begin
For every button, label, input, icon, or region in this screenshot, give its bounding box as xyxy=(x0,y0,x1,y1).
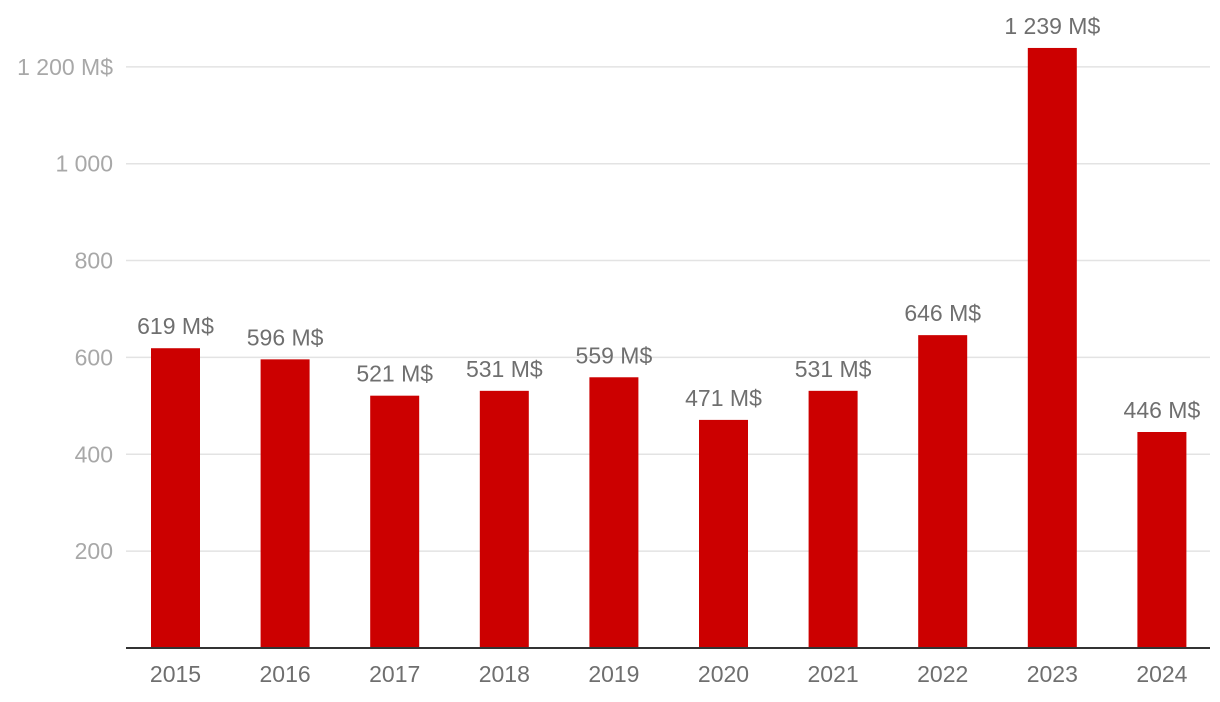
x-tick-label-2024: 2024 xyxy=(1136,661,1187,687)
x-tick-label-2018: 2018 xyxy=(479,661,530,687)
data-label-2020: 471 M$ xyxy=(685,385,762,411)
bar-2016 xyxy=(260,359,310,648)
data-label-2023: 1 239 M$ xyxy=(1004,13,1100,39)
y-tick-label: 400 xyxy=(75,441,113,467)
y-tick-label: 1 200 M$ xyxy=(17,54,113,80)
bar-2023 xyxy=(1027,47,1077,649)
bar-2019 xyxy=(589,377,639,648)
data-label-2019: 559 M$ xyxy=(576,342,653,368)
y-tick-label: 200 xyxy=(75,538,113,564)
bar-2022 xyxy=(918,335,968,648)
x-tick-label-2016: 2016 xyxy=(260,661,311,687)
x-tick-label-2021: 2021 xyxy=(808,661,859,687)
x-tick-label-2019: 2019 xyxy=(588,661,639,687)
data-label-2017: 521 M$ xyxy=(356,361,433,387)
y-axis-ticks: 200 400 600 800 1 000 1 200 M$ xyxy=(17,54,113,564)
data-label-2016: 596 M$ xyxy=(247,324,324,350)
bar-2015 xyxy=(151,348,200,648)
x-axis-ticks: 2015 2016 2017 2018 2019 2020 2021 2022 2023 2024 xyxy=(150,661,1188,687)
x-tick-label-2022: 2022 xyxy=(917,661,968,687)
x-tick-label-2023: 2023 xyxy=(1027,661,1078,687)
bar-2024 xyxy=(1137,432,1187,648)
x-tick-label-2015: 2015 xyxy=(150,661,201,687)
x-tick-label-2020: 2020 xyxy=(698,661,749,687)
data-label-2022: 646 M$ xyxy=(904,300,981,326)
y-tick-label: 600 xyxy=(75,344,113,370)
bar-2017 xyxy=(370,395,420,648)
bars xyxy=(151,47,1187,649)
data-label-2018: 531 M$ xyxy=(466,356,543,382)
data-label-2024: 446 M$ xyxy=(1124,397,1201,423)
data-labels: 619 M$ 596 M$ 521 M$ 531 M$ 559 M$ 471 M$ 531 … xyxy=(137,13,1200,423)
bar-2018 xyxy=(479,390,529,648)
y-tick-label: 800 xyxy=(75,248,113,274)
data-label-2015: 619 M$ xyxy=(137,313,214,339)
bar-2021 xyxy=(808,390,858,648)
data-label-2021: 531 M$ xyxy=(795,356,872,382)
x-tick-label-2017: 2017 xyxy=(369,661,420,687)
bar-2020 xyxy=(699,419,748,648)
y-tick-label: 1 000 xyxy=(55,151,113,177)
end
begin
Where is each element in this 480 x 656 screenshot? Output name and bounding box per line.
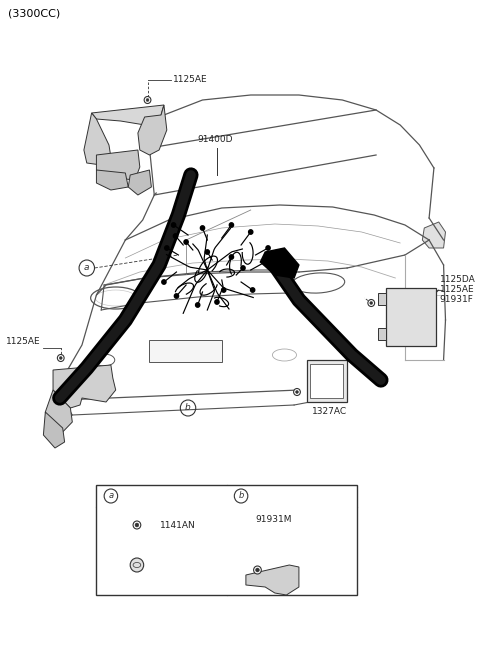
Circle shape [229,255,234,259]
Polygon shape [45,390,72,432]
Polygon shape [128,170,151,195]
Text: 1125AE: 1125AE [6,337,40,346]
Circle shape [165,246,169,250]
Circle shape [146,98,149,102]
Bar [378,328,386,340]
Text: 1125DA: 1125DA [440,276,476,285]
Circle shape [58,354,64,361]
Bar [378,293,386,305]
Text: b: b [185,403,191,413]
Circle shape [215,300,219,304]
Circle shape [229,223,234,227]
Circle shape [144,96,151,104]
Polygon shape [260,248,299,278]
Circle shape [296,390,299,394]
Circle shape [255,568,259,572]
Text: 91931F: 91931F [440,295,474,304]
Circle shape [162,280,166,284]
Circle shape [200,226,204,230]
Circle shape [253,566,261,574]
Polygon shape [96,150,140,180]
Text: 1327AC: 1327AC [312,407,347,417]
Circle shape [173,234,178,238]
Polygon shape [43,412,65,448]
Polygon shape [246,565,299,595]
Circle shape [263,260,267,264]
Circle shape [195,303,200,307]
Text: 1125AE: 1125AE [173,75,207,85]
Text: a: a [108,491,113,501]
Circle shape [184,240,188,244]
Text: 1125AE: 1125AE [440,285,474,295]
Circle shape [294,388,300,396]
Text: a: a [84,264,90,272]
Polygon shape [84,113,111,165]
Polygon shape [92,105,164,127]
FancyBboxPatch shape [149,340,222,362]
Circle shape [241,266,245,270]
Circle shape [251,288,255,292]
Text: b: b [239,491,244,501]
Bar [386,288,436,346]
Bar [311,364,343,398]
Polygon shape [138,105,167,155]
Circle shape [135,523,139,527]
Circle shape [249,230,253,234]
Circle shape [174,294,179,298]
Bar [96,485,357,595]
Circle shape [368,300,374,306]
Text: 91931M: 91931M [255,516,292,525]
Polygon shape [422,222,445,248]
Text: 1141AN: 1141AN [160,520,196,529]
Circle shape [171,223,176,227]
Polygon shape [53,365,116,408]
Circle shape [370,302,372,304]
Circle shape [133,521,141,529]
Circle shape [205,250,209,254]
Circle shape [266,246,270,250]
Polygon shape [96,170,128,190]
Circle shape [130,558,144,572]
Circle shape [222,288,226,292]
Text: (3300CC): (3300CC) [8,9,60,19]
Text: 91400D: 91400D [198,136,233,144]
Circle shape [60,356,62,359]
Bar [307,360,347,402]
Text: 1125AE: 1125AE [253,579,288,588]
end
→ WHAT NEEDS TO BE DONE: Print the records from the line with "Circle shape [229,255,234,259]" to the line with "Circle shape [130,558,144,572]", both included, exactly as they appear.

→ FINISHED ANSWER:
Circle shape [229,255,234,259]
Polygon shape [45,390,72,432]
Polygon shape [128,170,151,195]
Text: 1125AE: 1125AE [6,337,40,346]
Circle shape [165,246,169,250]
Circle shape [146,98,149,102]
Bar [378,328,386,340]
Text: 1125DA: 1125DA [440,276,476,285]
Circle shape [58,354,64,361]
Bar [378,293,386,305]
Text: b: b [185,403,191,413]
Circle shape [215,300,219,304]
Circle shape [229,223,234,227]
Circle shape [144,96,151,104]
Polygon shape [260,248,299,278]
Circle shape [296,390,299,394]
Circle shape [255,568,259,572]
Text: 91931F: 91931F [440,295,474,304]
Circle shape [162,280,166,284]
Circle shape [200,226,204,230]
Circle shape [253,566,261,574]
Polygon shape [96,150,140,180]
Text: 1327AC: 1327AC [312,407,347,417]
Circle shape [173,234,178,238]
Polygon shape [43,412,65,448]
Polygon shape [246,565,299,595]
Circle shape [263,260,267,264]
Circle shape [195,303,200,307]
Text: 1125AE: 1125AE [173,75,207,85]
Text: a: a [108,491,113,501]
Circle shape [184,240,188,244]
Text: 1125AE: 1125AE [440,285,474,295]
Circle shape [294,388,300,396]
Text: a: a [84,264,90,272]
Polygon shape [84,113,111,165]
Polygon shape [92,105,164,127]
FancyBboxPatch shape [149,340,222,362]
Circle shape [241,266,245,270]
Circle shape [251,288,255,292]
Text: b: b [239,491,244,501]
Bar [386,288,436,346]
Bar [311,364,343,398]
Polygon shape [138,105,167,155]
Circle shape [135,523,139,527]
Circle shape [249,230,253,234]
Circle shape [174,294,179,298]
Bar [96,485,357,595]
Circle shape [368,300,374,306]
Text: 91931M: 91931M [255,516,292,525]
Polygon shape [422,222,445,248]
Text: 1141AN: 1141AN [160,520,196,529]
Circle shape [171,223,176,227]
Polygon shape [53,365,116,408]
Circle shape [370,302,372,304]
Circle shape [133,521,141,529]
Circle shape [205,250,209,254]
Circle shape [266,246,270,250]
Polygon shape [96,170,128,190]
Circle shape [130,558,144,572]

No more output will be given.